EXERCISE DETAILS:
Return the listing word for word, as given.

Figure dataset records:
* BEGIN *

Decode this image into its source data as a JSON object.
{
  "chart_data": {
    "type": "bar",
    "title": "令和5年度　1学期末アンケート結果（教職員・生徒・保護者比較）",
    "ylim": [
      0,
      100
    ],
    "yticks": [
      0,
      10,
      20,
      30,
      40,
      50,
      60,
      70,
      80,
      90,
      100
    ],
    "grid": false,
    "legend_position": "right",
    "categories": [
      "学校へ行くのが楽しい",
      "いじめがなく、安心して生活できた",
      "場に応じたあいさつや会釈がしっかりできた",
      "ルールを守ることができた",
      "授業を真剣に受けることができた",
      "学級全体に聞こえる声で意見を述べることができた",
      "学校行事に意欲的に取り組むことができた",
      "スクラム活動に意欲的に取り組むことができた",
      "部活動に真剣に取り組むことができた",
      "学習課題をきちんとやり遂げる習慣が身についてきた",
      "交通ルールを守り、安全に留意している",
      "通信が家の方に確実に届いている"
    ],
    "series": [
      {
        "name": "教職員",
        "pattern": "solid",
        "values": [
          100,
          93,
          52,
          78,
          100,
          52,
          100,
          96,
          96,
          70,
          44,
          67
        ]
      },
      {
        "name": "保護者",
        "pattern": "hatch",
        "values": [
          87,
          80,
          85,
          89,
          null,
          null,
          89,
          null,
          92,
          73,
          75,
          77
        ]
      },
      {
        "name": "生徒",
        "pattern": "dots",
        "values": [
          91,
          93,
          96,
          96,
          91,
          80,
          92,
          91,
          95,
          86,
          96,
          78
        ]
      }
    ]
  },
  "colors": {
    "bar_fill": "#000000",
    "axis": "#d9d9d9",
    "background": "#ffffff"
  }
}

* END *

OUTPUT:
Decode this image into its source data as a JSON object.
{
  "chart_data": {
    "type": "bar",
    "title": "令和5年度　1学期末アンケート結果（教職員・生徒・保護者比較）",
    "ylim": [
      0,
      100
    ],
    "yticks": [
      0,
      10,
      20,
      30,
      40,
      50,
      60,
      70,
      80,
      90,
      100
    ],
    "grid": false,
    "legend_position": "right",
    "categories": [
      "学校へ行くのが楽しい",
      "いじめがなく、安心して生活できた",
      "場に応じたあいさつや会釈がしっかりできた",
      "ルールを守ることができた",
      "授業を真剣に受けることができた",
      "学級全体に聞こえる声で意見を述べることができた",
      "学校行事に意欲的に取り組むことができた",
      "スクラム活動に意欲的に取り組むことができた",
      "部活動に真剣に取り組むことができた",
      "学習課題をきちんとやり遂げる習慣が身についてきた",
      "交通ルールを守り、安全に留意している",
      "通信が家の方に確実に届いている"
    ],
    "series": [
      {
        "name": "教職員",
        "pattern": "solid",
        "values": [
          100,
          93,
          52,
          78,
          100,
          52,
          100,
          96,
          96,
          70,
          44,
          67
        ]
      },
      {
        "name": "保護者",
        "pattern": "hatch",
        "values": [
          87,
          80,
          85,
          89,
          null,
          null,
          89,
          null,
          92,
          73,
          75,
          77
        ]
      },
      {
        "name": "生徒",
        "pattern": "dots",
        "values": [
          91,
          93,
          96,
          96,
          91,
          80,
          92,
          91,
          95,
          86,
          96,
          78
        ]
      }
    ]
  },
  "colors": {
    "bar_fill": "#000000",
    "axis": "#d9d9d9",
    "background": "#ffffff"
  }
}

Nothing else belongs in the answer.